▶ **Records from a dataset**
* START *

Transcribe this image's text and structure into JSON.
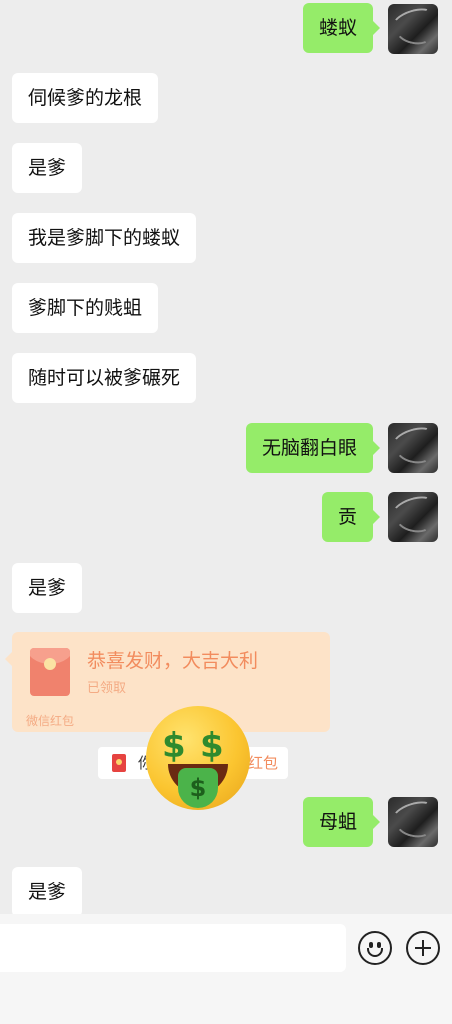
{
  "messages": [
    {
      "side": "right",
      "text": "蝼蚁"
    },
    {
      "side": "left",
      "text": "伺候爹的龙根"
    },
    {
      "side": "left",
      "text": "是爹"
    },
    {
      "side": "left",
      "text": "我是爹脚下的蝼蚁"
    },
    {
      "side": "left",
      "text": "爹脚下的贱蛆"
    },
    {
      "side": "left",
      "text": "随时可以被爹碾死"
    },
    {
      "side": "right",
      "text": "无脑翻白眼"
    },
    {
      "side": "right",
      "text": "贡"
    },
    {
      "side": "left",
      "text": "是爹"
    },
    {
      "side": "right",
      "text": "母蛆"
    },
    {
      "side": "left",
      "text": "是爹"
    }
  ],
  "red_packet": {
    "title": "恭喜发财，大吉大利",
    "status": "已领取",
    "footer": "微信红包"
  },
  "notice": {
    "prefix": "你",
    "suffix": "红包"
  },
  "emoji": {
    "name": "money-mouth-face-icon",
    "eye": "$",
    "tongue": "$"
  },
  "input_bar": {
    "emoji_button": "emoji-icon",
    "plus_button": "plus-icon"
  },
  "colors": {
    "background": "#ededed",
    "own_bubble": "#95ec69",
    "other_bubble": "#ffffff",
    "red_packet_bg": "#fde3c8",
    "red_packet_text": "#f28c5e"
  }
}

* END *

Give every record back exactly as it reads, with no images.

Transcribe this image's text and structure into JSON.
{
  "messages": [
    {
      "side": "right",
      "text": "蝼蚁"
    },
    {
      "side": "left",
      "text": "伺候爹的龙根"
    },
    {
      "side": "left",
      "text": "是爹"
    },
    {
      "side": "left",
      "text": "我是爹脚下的蝼蚁"
    },
    {
      "side": "left",
      "text": "爹脚下的贱蛆"
    },
    {
      "side": "left",
      "text": "随时可以被爹碾死"
    },
    {
      "side": "right",
      "text": "无脑翻白眼"
    },
    {
      "side": "right",
      "text": "贡"
    },
    {
      "side": "left",
      "text": "是爹"
    },
    {
      "side": "right",
      "text": "母蛆"
    },
    {
      "side": "left",
      "text": "是爹"
    }
  ],
  "red_packet": {
    "title": "恭喜发财，大吉大利",
    "status": "已领取",
    "footer": "微信红包"
  },
  "notice": {
    "prefix": "你",
    "suffix": "红包"
  },
  "emoji": {
    "name": "money-mouth-face-icon",
    "eye": "$",
    "tongue": "$"
  },
  "input_bar": {
    "emoji_button": "emoji-icon",
    "plus_button": "plus-icon"
  },
  "colors": {
    "background": "#ededed",
    "own_bubble": "#95ec69",
    "other_bubble": "#ffffff",
    "red_packet_bg": "#fde3c8",
    "red_packet_text": "#f28c5e"
  }
}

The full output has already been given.